Problem statement - Reproduce the full listing below unchanged, apart from the pictures.

Task inputs -

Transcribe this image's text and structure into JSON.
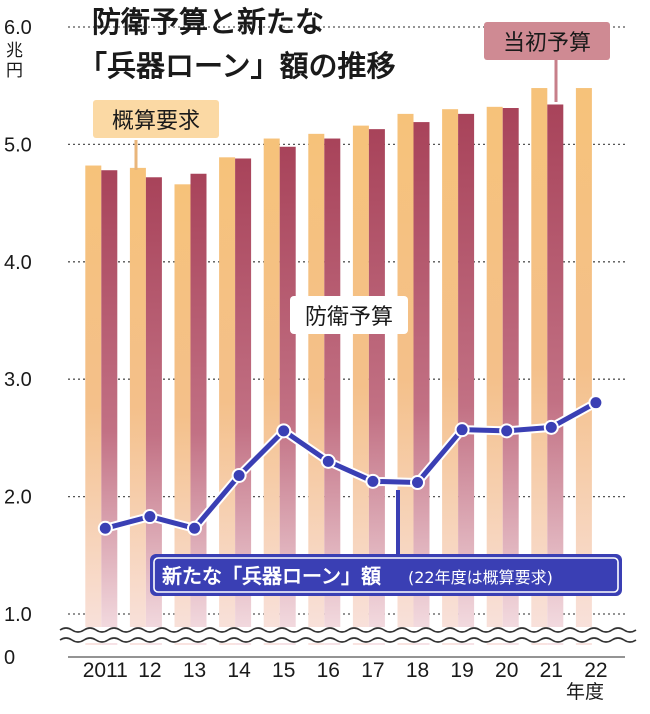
{
  "chart_data": {
    "type": "bar+line",
    "title": "防衛予算と新たな「兵器ローン」額の推移",
    "y_unit": "兆円",
    "y_ticks": [
      "6.0",
      "5.0",
      "4.0",
      "3.0",
      "2.0",
      "1.0",
      "0"
    ],
    "y_tick_values": [
      6.0,
      5.0,
      4.0,
      3.0,
      2.0,
      1.0,
      0
    ],
    "ylim": [
      0,
      6.0
    ],
    "axis_break": true,
    "x_unit": "年度",
    "categories": [
      "2011",
      "12",
      "13",
      "14",
      "15",
      "16",
      "17",
      "18",
      "19",
      "20",
      "21",
      "22"
    ],
    "series": [
      {
        "name": "概算要求",
        "kind": "bar",
        "values": [
          4.82,
          4.8,
          4.66,
          4.89,
          5.05,
          5.09,
          5.16,
          5.26,
          5.3,
          5.32,
          5.48,
          5.48
        ]
      },
      {
        "name": "当初予算",
        "kind": "bar",
        "values": [
          4.78,
          4.72,
          4.75,
          4.88,
          4.98,
          5.05,
          5.13,
          5.19,
          5.26,
          5.31,
          5.34,
          null
        ]
      },
      {
        "name": "新たな「兵器ローン」額",
        "kind": "line",
        "values": [
          1.73,
          1.83,
          1.73,
          2.18,
          2.56,
          2.3,
          2.13,
          2.12,
          2.57,
          2.56,
          2.59,
          2.8
        ]
      }
    ],
    "annotations": {
      "gaisan": "概算要求",
      "toushou": "当初予算",
      "budget": "防衛予算",
      "loan": "新たな「兵器ローン」額",
      "loan_note": "(22年度は概算要求)"
    },
    "colors": {
      "gaisan_bar": "#f6c27a",
      "toushou_bar": "#a8435a",
      "line": "#3a3fb4",
      "tag_gaisan_bg": "#fbd9a4",
      "tag_toushou_bg": "#cf8a93",
      "grid": "#555555"
    }
  }
}
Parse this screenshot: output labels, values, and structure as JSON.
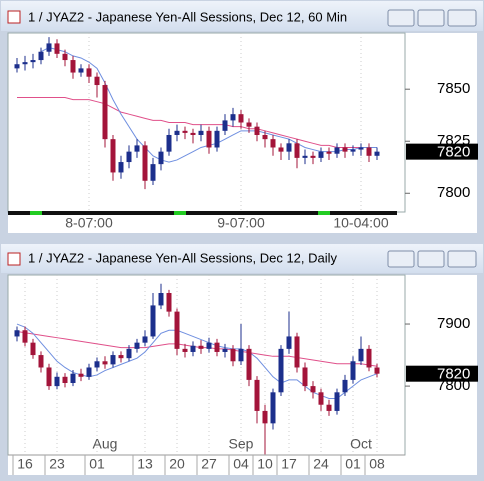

Reply -
Transcribe this image's text and structure into JSON.
{
  "chart_data": {
    "type": "bar+line",
    "title": "防衛予算と新たな「兵器ローン」額の推移",
    "y_unit": "兆円",
    "y_ticks": [
      "6.0",
      "5.0",
      "4.0",
      "3.0",
      "2.0",
      "1.0",
      "0"
    ],
    "y_tick_values": [
      6.0,
      5.0,
      4.0,
      3.0,
      2.0,
      1.0,
      0
    ],
    "ylim": [
      0,
      6.0
    ],
    "axis_break": true,
    "x_unit": "年度",
    "categories": [
      "2011",
      "12",
      "13",
      "14",
      "15",
      "16",
      "17",
      "18",
      "19",
      "20",
      "21",
      "22"
    ],
    "series": [
      {
        "name": "概算要求",
        "kind": "bar",
        "values": [
          4.82,
          4.8,
          4.66,
          4.89,
          5.05,
          5.09,
          5.16,
          5.26,
          5.3,
          5.32,
          5.48,
          5.48
        ]
      },
      {
        "name": "当初予算",
        "kind": "bar",
        "values": [
          4.78,
          4.72,
          4.75,
          4.88,
          4.98,
          5.05,
          5.13,
          5.19,
          5.26,
          5.31,
          5.34,
          null
        ]
      },
      {
        "name": "新たな「兵器ローン」額",
        "kind": "line",
        "values": [
          1.73,
          1.83,
          1.73,
          2.18,
          2.56,
          2.3,
          2.13,
          2.12,
          2.57,
          2.56,
          2.59,
          2.8
        ]
      }
    ],
    "annotations": {
      "gaisan": "概算要求",
      "toushou": "当初予算",
      "budget": "防衛予算",
      "loan": "新たな「兵器ローン」額",
      "loan_note": "(22年度は概算要求)"
    },
    "colors": {
      "gaisan_bar": "#f6c27a",
      "toushou_bar": "#a8435a",
      "line": "#3a3fb4",
      "tag_gaisan_bg": "#fbd9a4",
      "tag_toushou_bg": "#cf8a93",
      "grid": "#555555"
    }
  }
}
Parse this screenshot: output labels, values, and structure as JSON.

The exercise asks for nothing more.